:: TASK INPUTS ::
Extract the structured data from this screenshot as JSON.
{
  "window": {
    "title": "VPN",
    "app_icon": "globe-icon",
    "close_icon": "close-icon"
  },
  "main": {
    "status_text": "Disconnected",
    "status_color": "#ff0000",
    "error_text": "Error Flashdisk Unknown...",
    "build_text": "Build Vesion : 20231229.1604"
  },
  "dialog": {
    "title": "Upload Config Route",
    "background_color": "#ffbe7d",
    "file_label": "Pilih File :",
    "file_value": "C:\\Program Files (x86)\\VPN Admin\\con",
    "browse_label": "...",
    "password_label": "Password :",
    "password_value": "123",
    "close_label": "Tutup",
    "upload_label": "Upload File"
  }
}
:::
• _SET EXERCISE_:
Search the entries for "title" and copy out each line that has it.

• _PROBLEM SOLUTION_:
    "title": "VPN",
    "title": "Upload Config Route",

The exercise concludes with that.